◆ Aim of the task ◆
Your task is to extract every line from the material below exactly.

◆ Information shown ◆
- - - -
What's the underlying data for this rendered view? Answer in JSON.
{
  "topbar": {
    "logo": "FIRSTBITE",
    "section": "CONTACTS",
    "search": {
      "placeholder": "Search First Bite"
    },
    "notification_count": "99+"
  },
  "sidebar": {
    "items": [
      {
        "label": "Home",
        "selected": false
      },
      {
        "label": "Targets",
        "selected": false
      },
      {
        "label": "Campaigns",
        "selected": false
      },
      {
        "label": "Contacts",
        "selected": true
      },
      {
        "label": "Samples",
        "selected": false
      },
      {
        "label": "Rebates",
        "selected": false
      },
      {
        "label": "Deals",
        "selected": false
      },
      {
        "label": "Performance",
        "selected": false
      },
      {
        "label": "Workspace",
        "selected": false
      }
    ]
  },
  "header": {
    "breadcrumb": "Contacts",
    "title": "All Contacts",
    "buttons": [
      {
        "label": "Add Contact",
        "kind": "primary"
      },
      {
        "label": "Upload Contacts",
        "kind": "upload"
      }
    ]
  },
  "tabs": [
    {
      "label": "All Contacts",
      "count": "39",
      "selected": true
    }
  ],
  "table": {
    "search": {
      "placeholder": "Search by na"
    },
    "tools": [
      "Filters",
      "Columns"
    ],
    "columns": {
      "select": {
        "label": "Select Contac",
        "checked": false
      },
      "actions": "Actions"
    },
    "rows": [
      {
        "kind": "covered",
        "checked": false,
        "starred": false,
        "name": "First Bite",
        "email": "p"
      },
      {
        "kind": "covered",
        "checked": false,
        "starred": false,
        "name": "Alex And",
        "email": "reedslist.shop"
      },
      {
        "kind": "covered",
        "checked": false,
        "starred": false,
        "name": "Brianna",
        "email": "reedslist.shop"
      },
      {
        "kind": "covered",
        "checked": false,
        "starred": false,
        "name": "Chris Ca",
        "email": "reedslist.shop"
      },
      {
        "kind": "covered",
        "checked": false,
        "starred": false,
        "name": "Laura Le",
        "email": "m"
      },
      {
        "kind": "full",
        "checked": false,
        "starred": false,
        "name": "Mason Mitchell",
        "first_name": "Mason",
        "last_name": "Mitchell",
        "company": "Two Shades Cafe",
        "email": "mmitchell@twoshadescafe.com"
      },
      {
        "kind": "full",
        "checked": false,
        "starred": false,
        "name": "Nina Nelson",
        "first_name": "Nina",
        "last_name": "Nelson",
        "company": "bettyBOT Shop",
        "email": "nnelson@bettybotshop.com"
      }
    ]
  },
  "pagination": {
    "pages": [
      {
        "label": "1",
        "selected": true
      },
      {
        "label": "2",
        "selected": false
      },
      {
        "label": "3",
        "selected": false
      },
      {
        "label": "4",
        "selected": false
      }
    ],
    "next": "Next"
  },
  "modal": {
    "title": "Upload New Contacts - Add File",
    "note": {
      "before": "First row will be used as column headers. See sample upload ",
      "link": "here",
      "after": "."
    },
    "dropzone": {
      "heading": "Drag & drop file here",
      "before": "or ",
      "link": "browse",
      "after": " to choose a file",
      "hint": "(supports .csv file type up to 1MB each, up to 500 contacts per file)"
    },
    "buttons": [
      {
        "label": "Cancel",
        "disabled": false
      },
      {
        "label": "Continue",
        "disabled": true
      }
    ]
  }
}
- - - -
◆ Answer to the task ◆
What's the underlying data for this rendered view? Answer in JSON.
{
  "topbar": {
    "logo": "FIRSTBITE",
    "section": "CONTACTS",
    "search": {
      "placeholder": "Search First Bite"
    },
    "notification_count": "99+"
  },
  "sidebar": {
    "items": [
      {
        "label": "Home",
        "selected": false
      },
      {
        "label": "Targets",
        "selected": false
      },
      {
        "label": "Campaigns",
        "selected": false
      },
      {
        "label": "Contacts",
        "selected": true
      },
      {
        "label": "Samples",
        "selected": false
      },
      {
        "label": "Rebates",
        "selected": false
      },
      {
        "label": "Deals",
        "selected": false
      },
      {
        "label": "Performance",
        "selected": false
      },
      {
        "label": "Workspace",
        "selected": false
      }
    ]
  },
  "header": {
    "breadcrumb": "Contacts",
    "title": "All Contacts",
    "buttons": [
      {
        "label": "Add Contact",
        "kind": "primary"
      },
      {
        "label": "Upload Contacts",
        "kind": "upload"
      }
    ]
  },
  "tabs": [
    {
      "label": "All Contacts",
      "count": "39",
      "selected": true
    }
  ],
  "table": {
    "search": {
      "placeholder": "Search by na"
    },
    "tools": [
      "Filters",
      "Columns"
    ],
    "columns": {
      "select": {
        "label": "Select Contac",
        "checked": false
      },
      "actions": "Actions"
    },
    "rows": [
      {
        "kind": "covered",
        "checked": false,
        "starred": false,
        "name": "First Bite",
        "email": "p"
      },
      {
        "kind": "covered",
        "checked": false,
        "starred": false,
        "name": "Alex And",
        "email": "reedslist.shop"
      },
      {
        "kind": "covered",
        "checked": false,
        "starred": false,
        "name": "Brianna",
        "email": "reedslist.shop"
      },
      {
        "kind": "covered",
        "checked": false,
        "starred": false,
        "name": "Chris Ca",
        "email": "reedslist.shop"
      },
      {
        "kind": "covered",
        "checked": false,
        "starred": false,
        "name": "Laura Le",
        "email": "m"
      },
      {
        "kind": "full",
        "checked": false,
        "starred": false,
        "name": "Mason Mitchell",
        "first_name": "Mason",
        "last_name": "Mitchell",
        "company": "Two Shades Cafe",
        "email": "mmitchell@twoshadescafe.com"
      },
      {
        "kind": "full",
        "checked": false,
        "starred": false,
        "name": "Nina Nelson",
        "first_name": "Nina",
        "last_name": "Nelson",
        "company": "bettyBOT Shop",
        "email": "nnelson@bettybotshop.com"
      }
    ]
  },
  "pagination": {
    "pages": [
      {
        "label": "1",
        "selected": true
      },
      {
        "label": "2",
        "selected": false
      },
      {
        "label": "3",
        "selected": false
      },
      {
        "label": "4",
        "selected": false
      }
    ],
    "next": "Next"
  },
  "modal": {
    "title": "Upload New Contacts - Add File",
    "note": {
      "before": "First row will be used as column headers. See sample upload ",
      "link": "here",
      "after": "."
    },
    "dropzone": {
      "heading": "Drag & drop file here",
      "before": "or ",
      "link": "browse",
      "after": " to choose a file",
      "hint": "(supports .csv file type up to 1MB each, up to 500 contacts per file)"
    },
    "buttons": [
      {
        "label": "Cancel",
        "disabled": false
      },
      {
        "label": "Continue",
        "disabled": true
      }
    ]
  }
}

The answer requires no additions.